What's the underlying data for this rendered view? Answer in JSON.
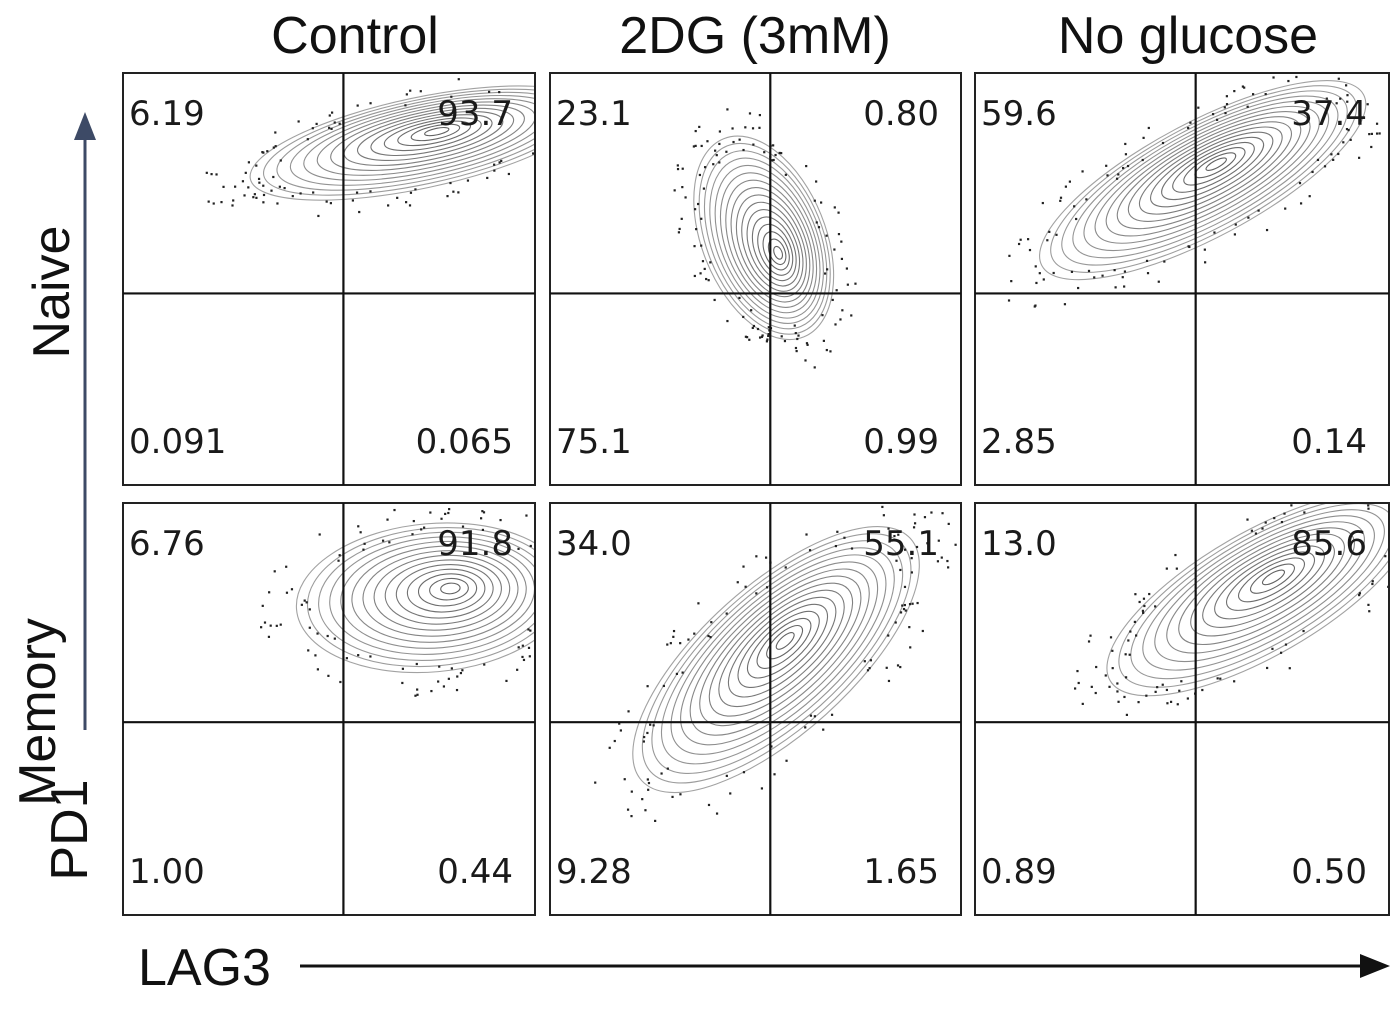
{
  "column_titles": [
    "Control",
    "2DG (3mM)",
    "No glucose"
  ],
  "row_labels": [
    "Naive",
    "Memory"
  ],
  "y_axis_label": "PD1",
  "x_axis_label": "LAG3",
  "colors": {
    "axis": "#111111",
    "y_arrow": "#3d4a66",
    "contour": "#555555",
    "dots": "#222222"
  },
  "chart_data": {
    "type": "contour-quadrant-grid",
    "x_marker": "LAG3",
    "y_marker": "PD1",
    "columns": [
      "Control",
      "2DG (3mM)",
      "No glucose"
    ],
    "rows": [
      "Naive",
      "Memory"
    ],
    "quadrant_order": [
      "upper-left",
      "upper-right",
      "lower-left",
      "lower-right"
    ],
    "panels": [
      {
        "row": "Naive",
        "column": "Control",
        "quadrants": {
          "upper_left": "6.19",
          "upper_right": "93.7",
          "lower_left": "0.091",
          "lower_right": "0.065"
        }
      },
      {
        "row": "Naive",
        "column": "2DG (3mM)",
        "quadrants": {
          "upper_left": "23.1",
          "upper_right": "0.80",
          "lower_left": "75.1",
          "lower_right": "0.99"
        }
      },
      {
        "row": "Naive",
        "column": "No glucose",
        "quadrants": {
          "upper_left": "59.6",
          "upper_right": "37.4",
          "lower_left": "2.85",
          "lower_right": "0.14"
        }
      },
      {
        "row": "Memory",
        "column": "Control",
        "quadrants": {
          "upper_left": "6.76",
          "upper_right": "91.8",
          "lower_left": "1.00",
          "lower_right": "0.44"
        }
      },
      {
        "row": "Memory",
        "column": "2DG (3mM)",
        "quadrants": {
          "upper_left": "34.0",
          "upper_right": "55.1",
          "lower_left": "9.28",
          "lower_right": "1.65"
        }
      },
      {
        "row": "Memory",
        "column": "No glucose",
        "quadrants": {
          "upper_left": "13.0",
          "upper_right": "85.6",
          "lower_left": "0.89",
          "lower_right": "0.50"
        }
      }
    ]
  }
}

━━━━━━

**What you should do**
Return only those lines of the records that contain the string "contour".

**The answer**
    "contour": "#555555",
    "type": "contour-quadrant-grid",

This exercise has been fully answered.